▶ **DATA SHOWN**:
— START —
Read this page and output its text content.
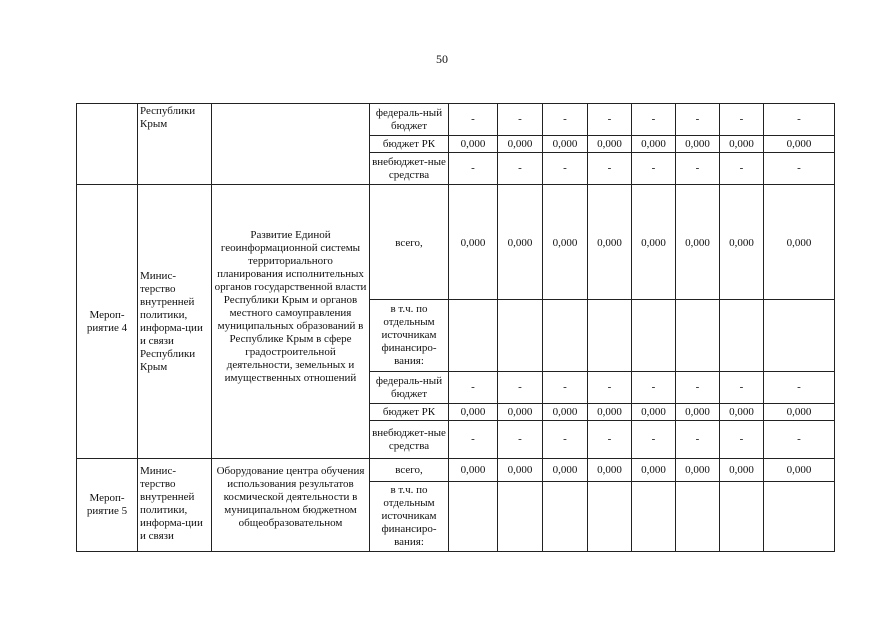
50
	Республики Крым		федераль-ный бюджет	-	-	-	-	-	-	-	-
			бюджет РК	0,000	0,000	0,000	0,000	0,000	0,000	0,000	0,000
			внебюджет-ные средства	-	-	-	-	-	-	-	-
Мероп-риятие 4	Минис-терство внутренней политики, информа-ции и связи Республики Крым	Развитие Единой геоинформационной системы территориального планирования исполнительных органов государственной власти Республики Крым и органов местного самоуправления муниципальных образований в Республике Крым в сфере градостроительной деятельности, земельных и имущественных отношений	всего,	0,000	0,000	0,000	0,000	0,000	0,000	0,000	0,000
			в т.ч. по отдельным источникам финансиро-вания:								
			федераль-ный бюджет	-	-	-	-	-	-	-	-
			бюджет РК	0,000	0,000	0,000	0,000	0,000	0,000	0,000	0,000
			внебюджет-ные средства	-	-	-	-	-	-	-	-
Мероп-риятие 5	Минис-терство внутренней политики, информа-ции и связи	Оборудование центра обучения использования результатов космической деятельности в муниципальном бюджетном общеобразовательном	всего,	0,000	0,000	0,000	0,000	0,000	0,000	0,000	0,000
			в т.ч. по отдельным источникам финансиро-вания:								
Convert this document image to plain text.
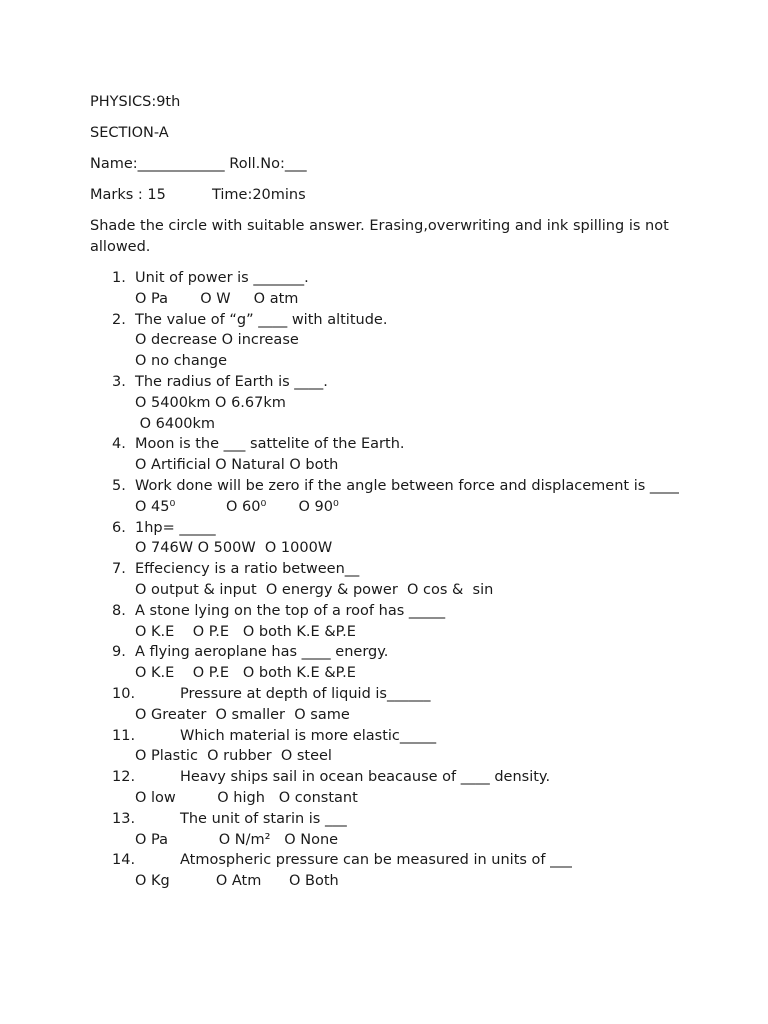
PHYSICS:9th

SECTION-A

Name:____________ Roll.No:___

Marks : 15          Time:20mins

Shade the circle with suitable answer. Erasing,overwriting and ink spilling is not allowed.

1. Unit of power is _______.
O Pa       O W     O atm
2. The value of “g” ____ with altitude.
O decrease O increase
O no change
3. The radius of Earth is ____.
O 5400km O 6.67km
O 6400km
4. Moon is the ___ sattelite of the Earth.
O Artificial O Natural O both
5. Work done will be zero if the angle between force and displacement is ____
O 45⁰           O 60⁰       O 90⁰
6. 1hp= _____
O 746W O 500W  O 1000W
7. Effeciency is a ratio between__
O output & input  O energy & power  O cos &  sin
8. A stone lying on the top of a roof has _____
O K.E    O P.E   O both K.E &P.E
9. A flying aeroplane has ____ energy.
O K.E    O P.E   O both K.E &P.E
10.	Pressure at depth of liquid is______
O Greater  O smaller  O same
11.	Which material is more elastic_____
O Plastic  O rubber  O steel
12.	Heavy ships sail in ocean beacause of ____ density.
O low         O high   O constant
13.	The unit of starin is ___
O Pa           O N/m²   O None
14.	Atmospheric pressure can be measured in units of ___
O Kg          O Atm      O Both
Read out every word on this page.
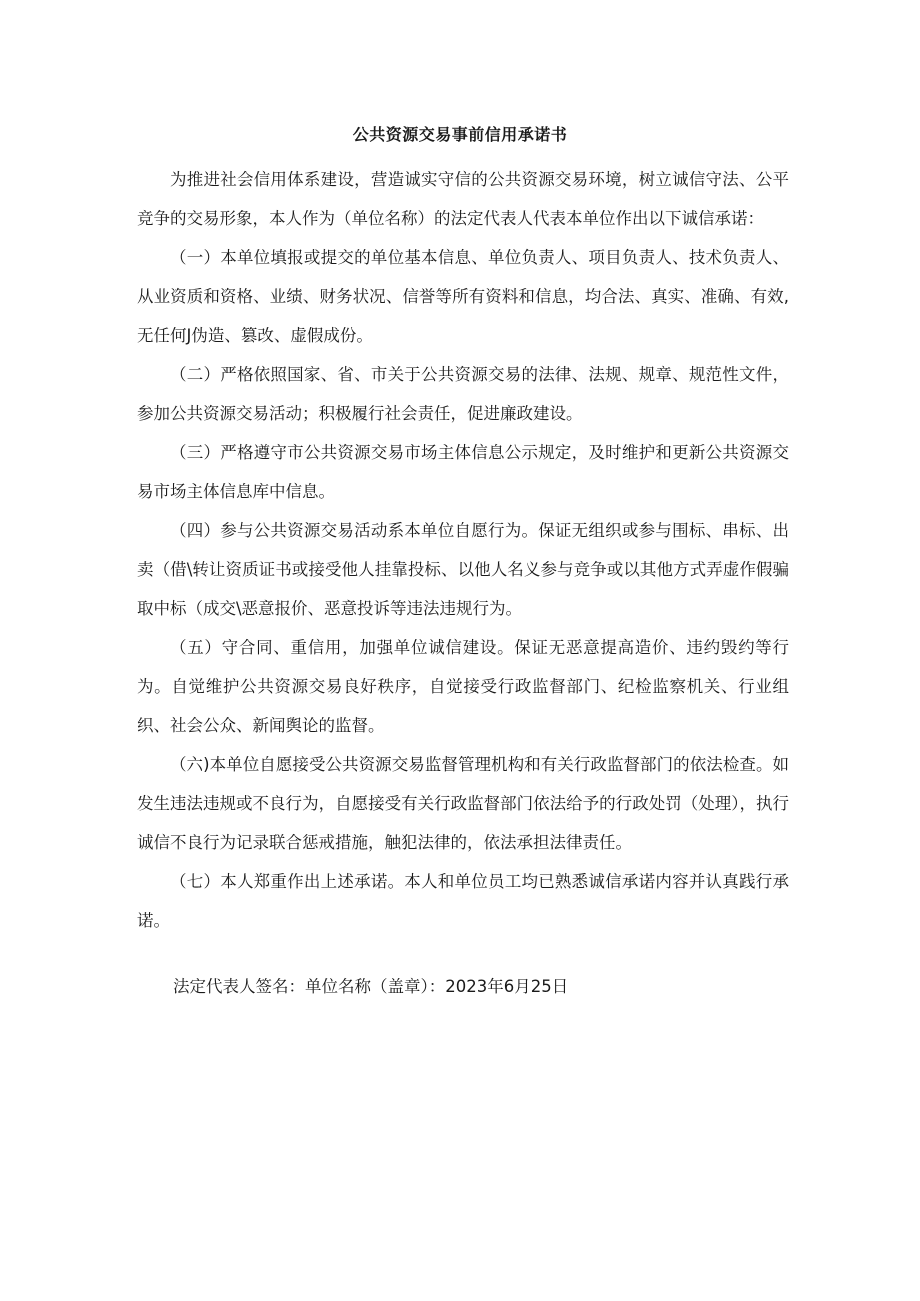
公共资源交易事前信用承诺书

为推进社会信用体系建设，营造诚实守信的公共资源交易环境，树立诚信守法、公平竞争的交易形象，本人作为（单位名称）的法定代表人代表本单位作出以下诚信承诺：

（一）本单位填报或提交的单位基本信息、单位负责人、项目负责人、技术负责人、从业资质和资格、业绩、财务状况、信誉等所有资料和信息，均合法、真实、准确、有效,无任何J伪造、篡改、虚假成份。

（二）严格依照国家、省、市关于公共资源交易的法律、法规、规章、规范性文件，参加公共资源交易活动；积极履行社会责任，促进廉政建设。

（三）严格遵守市公共资源交易市场主体信息公示规定，及时维护和更新公共资源交易市场主体信息库中信息。

（四）参与公共资源交易活动系本单位自愿行为。保证无组织或参与围标、串标、出卖（借\转让资质证书或接受他人挂靠投标、以他人名义参与竞争或以其他方式弄虚作假骗取中标（成交\恶意报价、恶意投诉等违法违规行为。

（五）守合同、重信用，加强单位诚信建设。保证无恶意提高造价、违约毁约等行为。自觉维护公共资源交易良好秩序，自觉接受行政监督部门、纪检监察机关、行业组织、社会公众、新闻舆论的监督。

（六)本单位自愿接受公共资源交易监督管理机构和有关行政监督部门的依法检查。如发生违法违规或不良行为，自愿接受有关行政监督部门依法给予的行政处罚（处理），执行诚信不良行为记录联合惩戒措施，触犯法律的，依法承担法律责任。

（七）本人郑重作出上述承诺。本人和单位员工均已熟悉诚信承诺内容并认真践行承诺。

法定代表人签名：单位名称（盖章）：2023年6月25日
— END —
▶ **GIVEN REQUEST**:
Pull every line containing "Read" from the data.

▶ **THE ANSWER**:
Read this page and output its text content.
Read out every word on this page.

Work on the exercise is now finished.